* _Task objective_
Copy the records below exactly, leaving out every picture.

Saved entries
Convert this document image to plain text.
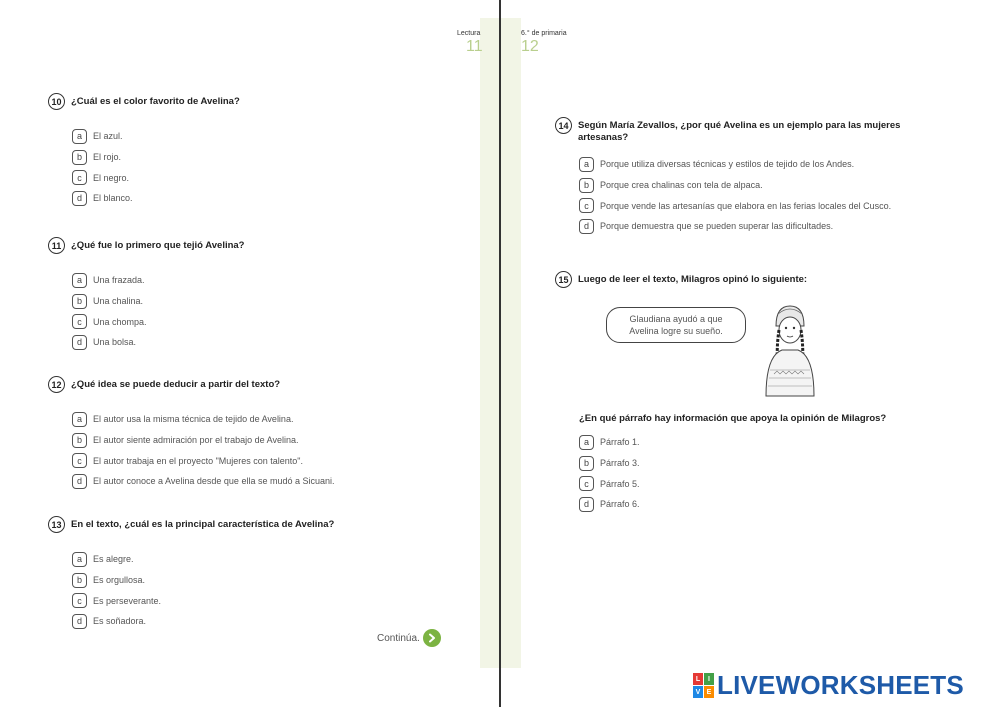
Lectura
11
6.° de primaria
12
10	¿Cuál es el color favorito de Avelina?
a	El azul.
b	El rojo.
c	El negro.
d	El blanco.
11	¿Qué fue lo primero que tejió Avelina?
a	Una frazada.
b	Una chalina.
c	Una chompa.
d	Una bolsa.
12	¿Qué idea se puede deducir a partir del texto?
a	El autor usa la misma técnica de tejido de Avelina.
b	El autor siente admiración por el trabajo de Avelina.
c	El autor trabaja en el proyecto "Mujeres con talento".
d	El autor conoce a Avelina desde que ella se mudó a Sicuani.
13	En el texto, ¿cuál es la principal característica de Avelina?
a	Es alegre.
b	Es orgullosa.
c	Es perseverante.
d	Es soñadora.
Continúa.
14	Según María Zevallos, ¿por qué Avelina es un ejemplo para las mujeres
artesanas?
a	Porque utiliza diversas técnicas y estilos de tejido de los Andes.
b	Porque crea chalinas con tela de alpaca.
c	Porque vende las artesanías que elabora en las ferias locales del Cusco.
d	Porque demuestra que se pueden superar las dificultades.
15	Luego de leer el texto, Milagros opinó lo siguiente:
Glaudiana ayudó a que
Avelina logre su sueño.
¿En qué párrafo hay información que apoya la opinión de Milagros?
a	Párrafo 1.
b	Párrafo 3.
c	Párrafo 5.
d	Párrafo 6.
L	I
V E LIVEWORKSHEETS
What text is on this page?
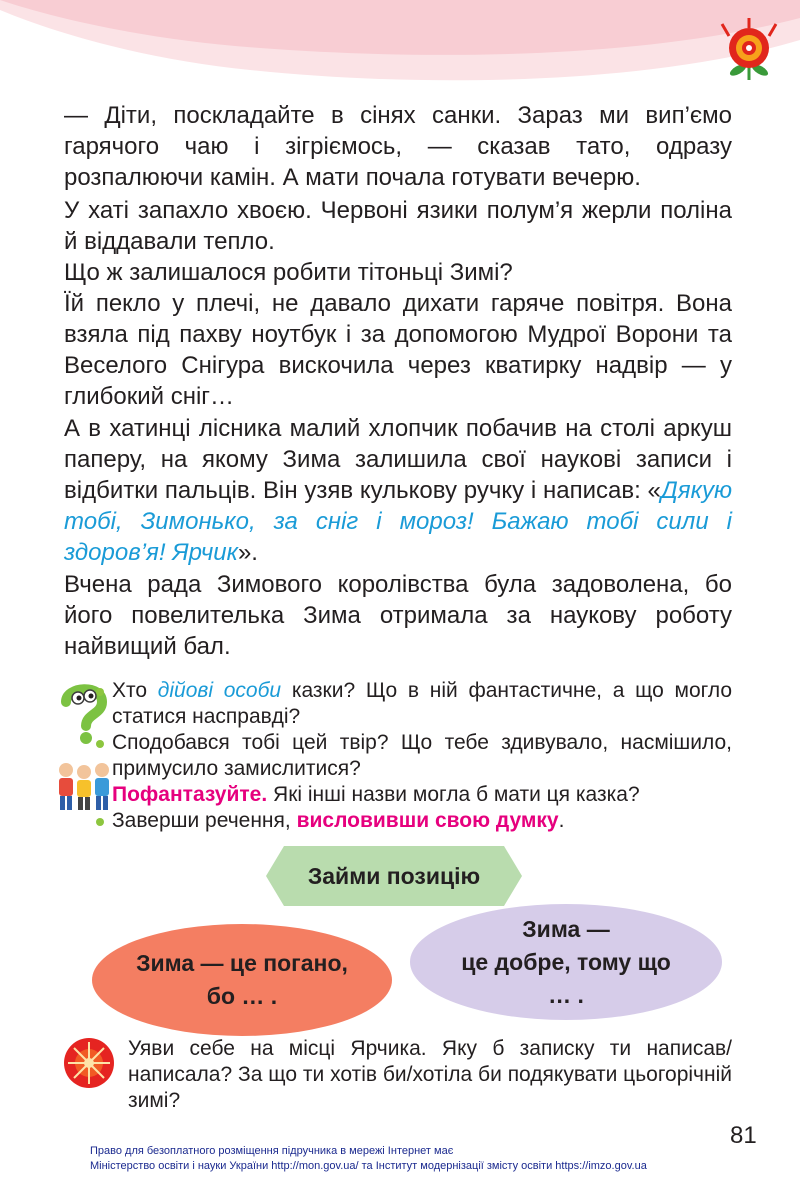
— Діти, поскладайте в сінях санки. Зараз ми вип’ємо гарячого чаю і зігріємось, — сказав тато, одразу розпалюючи камін. А мати почала готувати вечерю.

У хаті запахло хвоєю. Червоні язики полум’я жерли поліна й віддавали тепло.

Що ж залишалося робити тітоньці Зимі?

Їй пекло у плечі, не давало дихати гаряче повітря. Вона взяла під пахву ноутбук і за допомогою Мудрої Ворони та Веселого Снігура вискочила через кватирку надвір — у глибокий сніг…

А в хатинці лісника малий хлопчик побачив на столі аркуш паперу, на якому Зима залишила свої наукові записи і відбитки пальців. Він узяв кулькову ручку і написав: «Дякую тобі, Зимонько, за сніг і мороз! Бажаю тобі сили і здоров’я! Ярчик».

Вчена рада Зимового королівства була задоволена, бо його повелителька Зима отримала за наукову роботу найвищий бал.

Хто дійові особи казки? Що в ній фантастичне, а що могло статися насправді?

Сподобався тобі цей твір? Що тебе здивувало, насмішило, примусило замислитися?

Пофантазуйте. Які інші назви могла б мати ця казка?

Заверши речення, висловивши свою думку.

Займи позицію
Зима — це погано,
бо … .
Зима —
це добре, тому що
… .

Уяви себе на місці Ярчика. Яку б записку ти написав/написала? За що ти хотів би/хотіла би подякувати цьогорічній зимі?

81
Право для безоплатного розміщення підручника в мережі Інтернет має
Міністерство освіти і науки України http://mon.gov.ua/ та Інститут модернізації змісту освіти https://imzo.gov.ua
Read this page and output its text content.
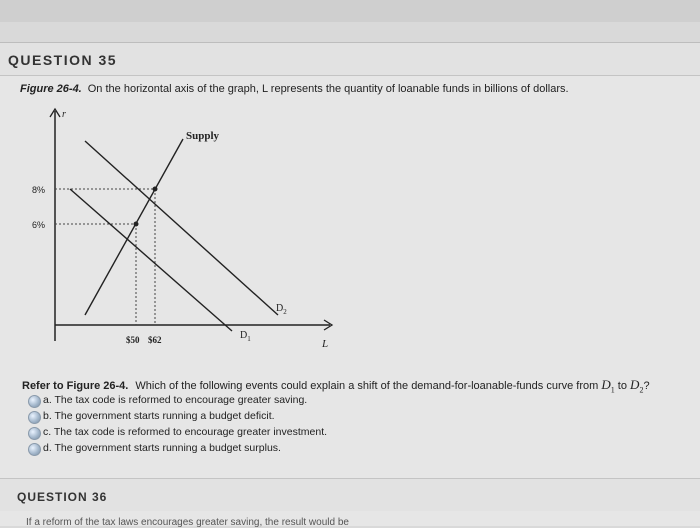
QUESTION 35
Figure 26-4. On the horizontal axis of the graph, L represents the quantity of loanable funds in billions of dollars.
r
L
Supply
$D_2$
$D_1$
8%
6%
$50 $62
Refer to Figure 26-4. Which of the following events could explain a shift of the demand-for-loanable-funds curve from $D_1$ to $D_2$?
a. The tax code is reformed to encourage greater saving.
b. The government starts running a budget deficit.
c. The tax code is reformed to encourage greater investment.
d. The government starts running a budget surplus.
QUESTION 36
If a reform of the tax laws encourages greater saving, the result would be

* _The reply_
Convert this document image to plain text.
Lectura
11
6.° de primaria
12
10	¿Cuál es el color favorito de Avelina?
a	El azul.
b	El rojo.
c	El negro.
d	El blanco.
11	¿Qué fue lo primero que tejió Avelina?
a	Una frazada.
b	Una chalina.
c	Una chompa.
d	Una bolsa.
12	¿Qué idea se puede deducir a partir del texto?
a	El autor usa la misma técnica de tejido de Avelina.
b	El autor siente admiración por el trabajo de Avelina.
c	El autor trabaja en el proyecto "Mujeres con talento".
d	El autor conoce a Avelina desde que ella se mudó a Sicuani.
13	En el texto, ¿cuál es la principal característica de Avelina?
a	Es alegre.
b	Es orgullosa.
c	Es perseverante.
d	Es soñadora.
Continúa.
14	Según María Zevallos, ¿por qué Avelina es un ejemplo para las mujeres
artesanas?
a	Porque utiliza diversas técnicas y estilos de tejido de los Andes.
b	Porque crea chalinas con tela de alpaca.
c	Porque vende las artesanías que elabora en las ferias locales del Cusco.
d	Porque demuestra que se pueden superar las dificultades.
15	Luego de leer el texto, Milagros opinó lo siguiente:
Glaudiana ayudó a que
Avelina logre su sueño.
¿En qué párrafo hay información que apoya la opinión de Milagros?
a	Párrafo 1.
b	Párrafo 3.
c	Párrafo 5.
d	Párrafo 6.
L	I
V E LIVEWORKSHEETS
What text is on this page?
— Діти, поскладайте в сінях санки. Зараз ми вип’ємо гарячого чаю і зігріємось, — сказав тато, одразу розпалюючи камін. А мати почала готувати вечерю.

У хаті запахло хвоєю. Червоні язики полум’я жерли поліна й віддавали тепло.

Що ж залишалося робити тітоньці Зимі?

Їй пекло у плечі, не давало дихати гаряче повітря. Вона взяла під пахву ноутбук і за допомогою Мудрої Ворони та Веселого Снігура вискочила через кватирку надвір — у глибокий сніг…

А в хатинці лісника малий хлопчик побачив на столі аркуш паперу, на якому Зима залишила свої наукові записи і відбитки пальців. Він узяв кулькову ручку і написав: «Дякую тобі, Зимонько, за сніг і мороз! Бажаю тобі сили і здоров’я! Ярчик».

Вчена рада Зимового королівства була задоволена, бо його повелителька Зима отримала за наукову роботу найвищий бал.

Хто дійові особи казки? Що в ній фантастичне, а що могло статися насправді?

Сподобався тобі цей твір? Що тебе здивувало, насмішило, примусило замислитися?

Пофантазуйте. Які інші назви могла б мати ця казка?

Заверши речення, висловивши свою думку.

Займи позицію
Зима — це погано,
бо … .
Зима —
це добре, тому що
… .

Уяви себе на місці Ярчика. Яку б записку ти написав/написала? За що ти хотів би/хотіла би подякувати цьогорічній зимі?

81
Право для безоплатного розміщення підручника в мережі Інтернет має
Міністерство освіти і науки України http://mon.gov.ua/ та Інститут модернізації змісту освіти https://imzo.gov.ua
Read this page and output its text content.
QUESTION 35
Figure 26-4. On the horizontal axis of the graph, L represents the quantity of loanable funds in billions of dollars.
r
L
Supply
$D_2$
$D_1$
8%
6%
$50 $62
Refer to Figure 26-4. Which of the following events could explain a shift of the demand-for-loanable-funds curve from $D_1$ to $D_2$?
a. The tax code is reformed to encourage greater saving.
b. The government starts running a budget deficit.
c. The tax code is reformed to encourage greater investment.
d. The government starts running a budget surplus.
QUESTION 36
If a reform of the tax laws encourages greater saving, the result would be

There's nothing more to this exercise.